Exercise goal ->
Answer these questions using the power controller excerpt:
1. What sampling period does the excerpt give for a 50 Hz supply?
2. Which sample does the controller use to predict the 30th sample of the current period?
3. According to paragraph [0124], what is the frequency of the AC power signal varied to minimize?

Document excerpt ->
((

The use of this signal can then modify the shape and period of the
inverter AC drive signal(s). The power controller may include the
power control means and the inverter means.
[0117] One example of this method exploits the fact that there is
always an element, even if very small, of the external mains supply
AC component (50/60 Hz) within the DC power supplied to the
inverter. The method preferably includes reading/sampling this
signal and synchronising sampling periods to that period of the AC
component within the DC signal supplied to the inverter (10 ms for
50 Hz, 8.33 mS for 60 Hz). The method preferably then includes
taking multiple samples of the values of the inverter AC power
output signal properties (e.g. current values and/or voltage
values) for each period of the AC power output signal and storing
those samples as references. An average of the total
samples/readings taken within a whole AC period is preferably then
calculated for use as a temporal mean reference for the next AC
period of the inverter output.
[0118] In the next AC inverter output period, the signed difference
between an individual recorded sample of the previous period and
the mean reference is used to compensate an individual sample in
the current AC period. This difference is then used to calculate
the value by which the frequency of the inverter AC power supply
should be compensated to achieve the closest flat power response in
the delivered light power for changing input DC values. This
temporal sampling shift means that the effect of inverter AC
frequency and mark/space ratio changes can be seen in context of
their special position in each successive source AC period. This
eliminates lag effects and still allows for the necessary
cycle-by-cycle corrections.
[0119] In a simple example, in order to apply a correction to, say,
the 30.sup.th sample in a given current period, it would be
desirable to apply that correction at an earlier time (at the
20.sup.th sample of that period), because the correction takes a
finite time to come into effect. However, it is clearly impossible
to do that, because at the time of the 20.sup.th sample, the
controller cannot know what the value of the 30.sup.th sample will
be, as it occurs later. Hence the controller uses the value (or
difference value) of an earlier sample (e.g. the 30.sup.th sample
of the previous period) as a prediction of what the 30.sup.th
sample will be in the current period, and makes the correction on
that basis.
[0120] More generally, this method encompasses adjusting the
frequency of the power output signal based upon measurement(s) of
deviation of voltage and/or current from a desired value taken at
an earlier time.
[0121] Preferably, the adjustments relating to each portion or
value of a given AC cycle is based on an earlier (e.g. the
equivalent) portion of an earlier cycle. More preferably, the
adjustment is applied in advance of the portion or value to be
corrected.
[0122] In a fourth of its aspects, the present invention may
provide a power controller for controlling the power delivered to a
discharge light from a source of direct-current (DC) power, the
power being delivered via a signal inverter and subsequent ballast
circuit as an alternating (AC) power signal, the power controller
including: [0123] control means arranged to monitor variations in
the DC power input to the inverter means, and to vary the frequency
of the alternating power signal according to detected variations in
the DC power input, thereby to control variations in the power
supplied to the discharge light via the ballast circuit.
[0124] The control means is preferably arranged to vary the
frequency of the AC power signal so as to minimise variations in
the power supplied to the discharge light via the ballast
circuit.

))

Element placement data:
((

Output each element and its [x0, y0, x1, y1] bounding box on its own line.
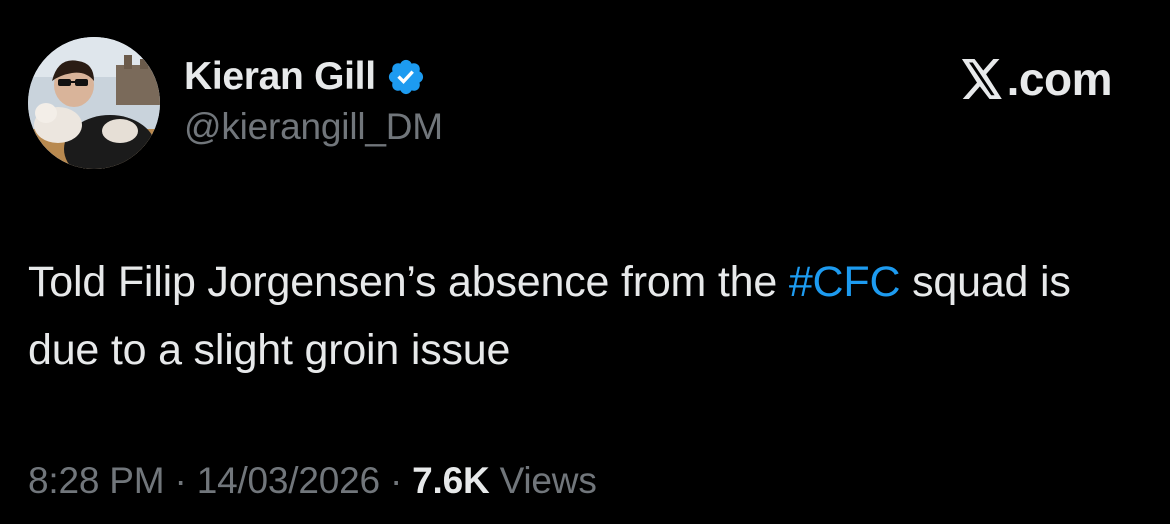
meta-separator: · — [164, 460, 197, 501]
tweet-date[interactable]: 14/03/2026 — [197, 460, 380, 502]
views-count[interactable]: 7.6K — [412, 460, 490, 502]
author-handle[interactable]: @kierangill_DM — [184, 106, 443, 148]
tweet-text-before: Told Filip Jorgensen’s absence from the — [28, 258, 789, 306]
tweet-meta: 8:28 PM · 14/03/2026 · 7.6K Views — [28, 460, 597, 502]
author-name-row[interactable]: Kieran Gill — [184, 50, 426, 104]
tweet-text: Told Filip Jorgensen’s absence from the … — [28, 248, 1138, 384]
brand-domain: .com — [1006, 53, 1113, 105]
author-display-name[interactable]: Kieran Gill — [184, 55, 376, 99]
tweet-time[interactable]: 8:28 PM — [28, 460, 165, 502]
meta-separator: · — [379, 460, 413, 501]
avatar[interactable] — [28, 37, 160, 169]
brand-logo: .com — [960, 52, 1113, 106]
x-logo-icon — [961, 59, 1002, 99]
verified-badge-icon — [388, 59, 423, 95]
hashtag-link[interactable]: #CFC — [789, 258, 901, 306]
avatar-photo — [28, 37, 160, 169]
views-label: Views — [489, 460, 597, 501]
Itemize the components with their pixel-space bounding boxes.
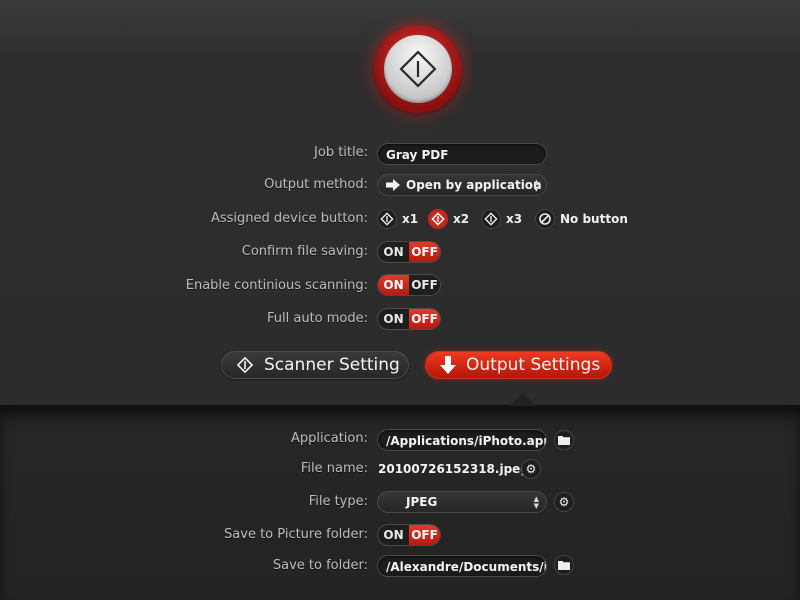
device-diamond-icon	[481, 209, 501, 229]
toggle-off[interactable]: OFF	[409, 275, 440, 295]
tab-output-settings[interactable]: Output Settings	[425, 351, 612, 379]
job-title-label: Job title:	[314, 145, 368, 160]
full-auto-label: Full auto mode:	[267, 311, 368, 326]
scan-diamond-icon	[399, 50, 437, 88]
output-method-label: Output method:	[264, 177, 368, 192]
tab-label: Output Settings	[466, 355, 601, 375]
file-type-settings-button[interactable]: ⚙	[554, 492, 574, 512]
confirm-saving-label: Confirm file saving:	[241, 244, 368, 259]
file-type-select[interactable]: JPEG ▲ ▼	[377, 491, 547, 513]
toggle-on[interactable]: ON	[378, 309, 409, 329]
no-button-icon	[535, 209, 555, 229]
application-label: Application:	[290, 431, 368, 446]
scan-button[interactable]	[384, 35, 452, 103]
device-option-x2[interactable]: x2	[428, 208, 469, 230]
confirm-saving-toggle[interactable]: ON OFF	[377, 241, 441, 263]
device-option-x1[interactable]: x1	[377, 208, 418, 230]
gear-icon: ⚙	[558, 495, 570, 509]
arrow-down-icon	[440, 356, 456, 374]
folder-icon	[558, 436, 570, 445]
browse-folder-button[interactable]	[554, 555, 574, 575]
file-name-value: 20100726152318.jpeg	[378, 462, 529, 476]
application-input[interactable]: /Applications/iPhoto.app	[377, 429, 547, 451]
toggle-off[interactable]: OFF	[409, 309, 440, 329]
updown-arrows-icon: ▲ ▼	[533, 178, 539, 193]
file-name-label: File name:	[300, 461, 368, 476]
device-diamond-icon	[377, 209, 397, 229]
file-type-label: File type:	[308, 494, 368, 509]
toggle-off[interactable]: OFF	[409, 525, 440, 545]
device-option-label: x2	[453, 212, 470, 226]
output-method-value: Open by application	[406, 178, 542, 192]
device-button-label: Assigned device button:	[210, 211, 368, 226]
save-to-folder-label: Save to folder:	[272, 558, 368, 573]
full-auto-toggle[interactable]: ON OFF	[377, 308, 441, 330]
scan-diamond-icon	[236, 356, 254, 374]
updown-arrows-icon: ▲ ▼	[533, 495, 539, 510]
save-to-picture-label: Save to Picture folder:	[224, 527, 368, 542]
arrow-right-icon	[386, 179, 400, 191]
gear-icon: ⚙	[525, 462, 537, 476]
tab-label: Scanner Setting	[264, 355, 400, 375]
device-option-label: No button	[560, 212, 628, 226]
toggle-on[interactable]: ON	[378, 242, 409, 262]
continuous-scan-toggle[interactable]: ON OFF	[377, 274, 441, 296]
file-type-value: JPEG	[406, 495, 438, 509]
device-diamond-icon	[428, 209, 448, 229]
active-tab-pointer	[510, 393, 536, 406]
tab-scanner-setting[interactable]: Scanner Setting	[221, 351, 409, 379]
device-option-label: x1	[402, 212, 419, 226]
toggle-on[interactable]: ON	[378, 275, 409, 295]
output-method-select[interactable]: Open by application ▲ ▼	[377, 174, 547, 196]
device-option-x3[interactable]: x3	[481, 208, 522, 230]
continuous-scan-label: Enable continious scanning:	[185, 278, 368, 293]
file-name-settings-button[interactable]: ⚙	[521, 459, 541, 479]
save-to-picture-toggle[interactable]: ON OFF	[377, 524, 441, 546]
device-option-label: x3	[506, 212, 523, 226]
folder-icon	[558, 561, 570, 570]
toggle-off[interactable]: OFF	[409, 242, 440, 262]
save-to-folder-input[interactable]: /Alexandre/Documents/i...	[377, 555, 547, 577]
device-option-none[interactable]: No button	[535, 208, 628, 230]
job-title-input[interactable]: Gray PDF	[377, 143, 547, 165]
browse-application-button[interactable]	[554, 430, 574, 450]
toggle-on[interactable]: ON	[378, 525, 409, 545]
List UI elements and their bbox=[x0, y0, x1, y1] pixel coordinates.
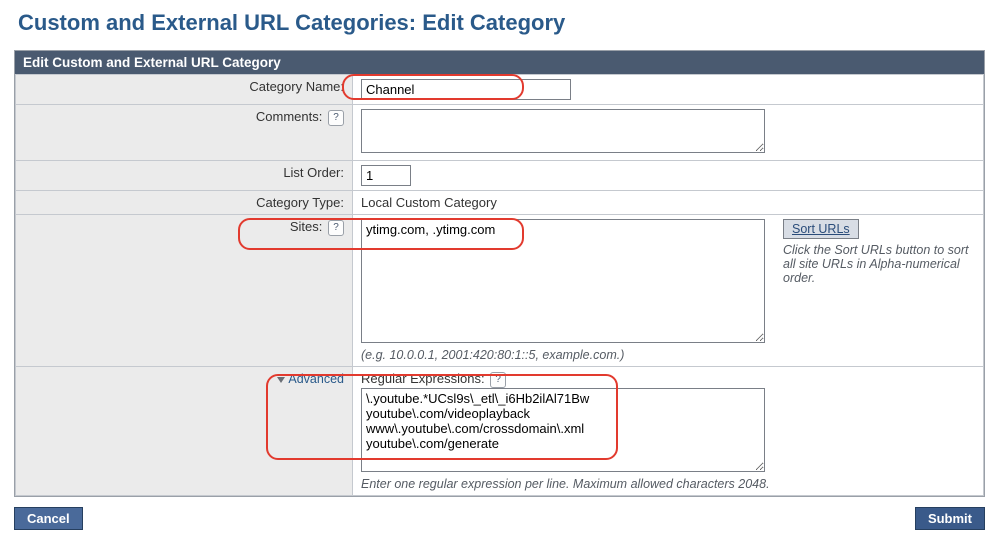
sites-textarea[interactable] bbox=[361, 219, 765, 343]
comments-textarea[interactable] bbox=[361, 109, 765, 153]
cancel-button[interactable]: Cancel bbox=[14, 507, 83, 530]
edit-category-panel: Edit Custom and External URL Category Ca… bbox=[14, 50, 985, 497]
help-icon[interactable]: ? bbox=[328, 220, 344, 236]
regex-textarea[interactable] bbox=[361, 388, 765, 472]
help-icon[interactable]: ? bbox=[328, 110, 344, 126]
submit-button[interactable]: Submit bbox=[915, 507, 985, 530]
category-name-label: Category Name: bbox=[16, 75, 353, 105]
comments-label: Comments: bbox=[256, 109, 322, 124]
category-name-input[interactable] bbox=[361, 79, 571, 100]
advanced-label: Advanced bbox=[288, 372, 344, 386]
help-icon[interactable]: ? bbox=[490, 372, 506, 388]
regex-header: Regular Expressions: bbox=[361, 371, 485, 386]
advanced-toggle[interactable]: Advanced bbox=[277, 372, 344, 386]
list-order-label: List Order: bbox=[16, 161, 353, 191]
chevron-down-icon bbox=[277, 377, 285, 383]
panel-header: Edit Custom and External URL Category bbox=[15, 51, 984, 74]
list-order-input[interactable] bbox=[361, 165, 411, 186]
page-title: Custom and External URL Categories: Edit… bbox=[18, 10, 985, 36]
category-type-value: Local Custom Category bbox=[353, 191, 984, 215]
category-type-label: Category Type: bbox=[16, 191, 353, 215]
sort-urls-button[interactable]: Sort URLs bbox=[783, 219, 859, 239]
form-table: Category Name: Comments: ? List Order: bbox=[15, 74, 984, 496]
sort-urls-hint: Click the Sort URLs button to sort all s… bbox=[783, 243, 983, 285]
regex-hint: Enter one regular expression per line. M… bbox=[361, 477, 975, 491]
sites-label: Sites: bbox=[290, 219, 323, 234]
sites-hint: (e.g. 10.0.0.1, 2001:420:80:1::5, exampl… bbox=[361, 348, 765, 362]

))

Finished answer ->
1. 10 ms.
2. An earlier sample, such as the 30th sample of the previous period.
3. Variations in the power supplied to the discharge light via the ballast circuit.